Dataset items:
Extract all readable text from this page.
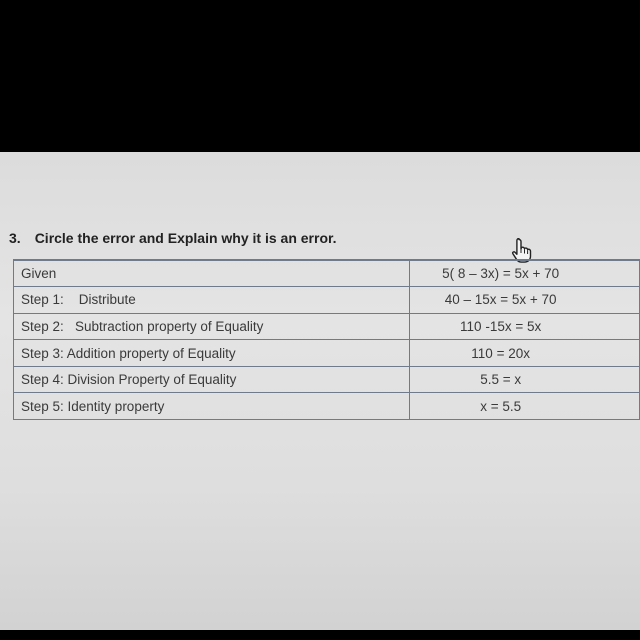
3. Circle the error and Explain why it is an error.
Given	5( 8 – 3x) = 5x + 70
Step 1:    Distribute	40 – 15x = 5x + 70
Step 2:   Subtraction property of Equality	110 -15x = 5x
Step 3: Addition property of Equality	110 = 20x
Step 4: Division Property of Equality	5.5 = x
Step 5: Identity property	x = 5.5
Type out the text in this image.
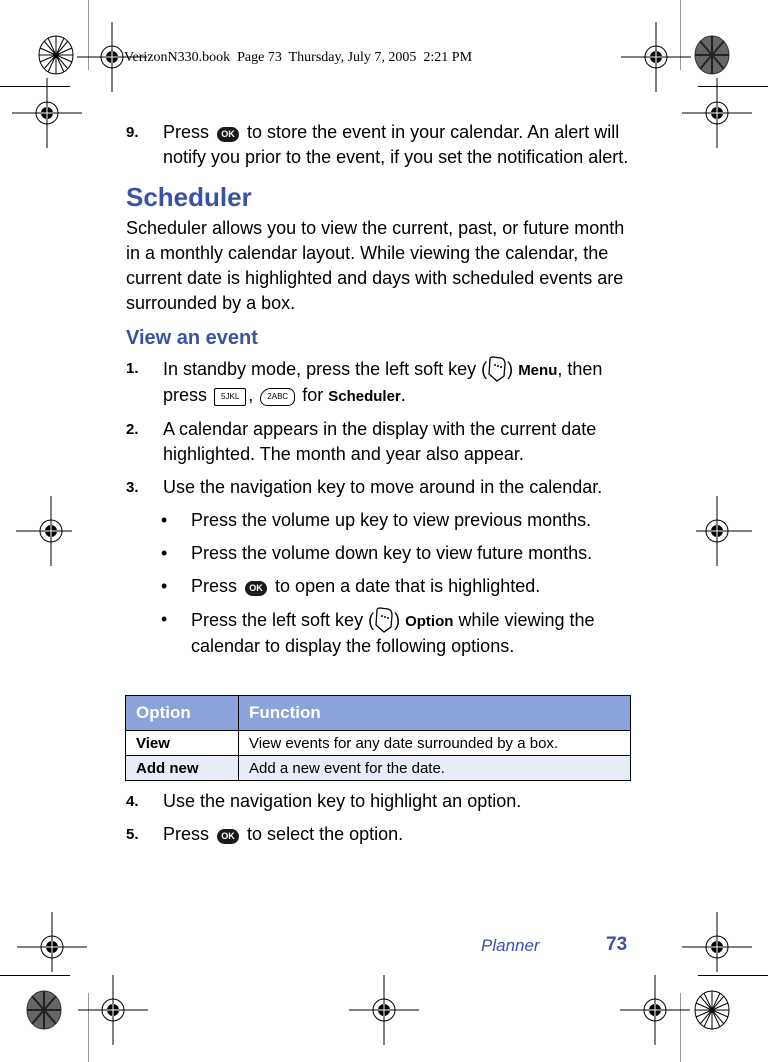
VerizonN330.book  Page 73  Thursday, July 7, 2005  2:21 PM
9. Press OK to store the event in your calendar. An alert will notify you prior to the event, if you set the notification alert.
Scheduler
Scheduler allows you to view the current, past, or future month in a monthly calendar layout. While viewing the calendar, the current date is highlighted and days with scheduled events are surrounded by a box.
View an event
1. In standby mode, press the left soft key ( ) Menu, then press 5JKL , 2ABC for Scheduler.
2. A calendar appears in the display with the current date highlighted. The month and year also appear.
3. Use the navigation key to move around in the calendar.
• Press the volume up key to view previous months.
• Press the volume down key to view future months.
• Press OK to open a date that is highlighted.
• Press the left soft key ( ) Option while viewing the calendar to display the following options.
Option	Function
View	View events for any date surrounded by a box.
Add new	Add a new event for the date.
4. Use the navigation key to highlight an option.
5. Press OK to select the option.
Planner	73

(WHAT IS NEEDED) Reproduce all entries exactly. Pictures do not belong in the copy.

(EXERCISE OUTPUT)
Extract all readable text from this page.
3. Circle the error and Explain why it is an error.
Given	5( 8 – 3x) = 5x + 70
Step 1:    Distribute	40 – 15x = 5x + 70
Step 2:   Subtraction property of Equality	110 -15x = 5x
Step 3: Addition property of Equality	110 = 20x
Step 4: Division Property of Equality	5.5 = x
Step 5: Identity property	x = 5.5
Type out the text in this image.
VerizonN330.book  Page 73  Thursday, July 7, 2005  2:21 PM
9. Press OK to store the event in your calendar. An alert will notify you prior to the event, if you set the notification alert.
Scheduler
Scheduler allows you to view the current, past, or future month in a monthly calendar layout. While viewing the calendar, the current date is highlighted and days with scheduled events are surrounded by a box.
View an event
1. In standby mode, press the left soft key ( ) Menu, then press 5JKL , 2ABC for Scheduler.
2. A calendar appears in the display with the current date highlighted. The month and year also appear.
3. Use the navigation key to move around in the calendar.
• Press the volume up key to view previous months.
• Press the volume down key to view future months.
• Press OK to open a date that is highlighted.
• Press the left soft key ( ) Option while viewing the calendar to display the following options.
Option	Function
View	View events for any date surrounded by a box.
Add new	Add a new event for the date.
4. Use the navigation key to highlight an option.
5. Press OK to select the option.
Planner	73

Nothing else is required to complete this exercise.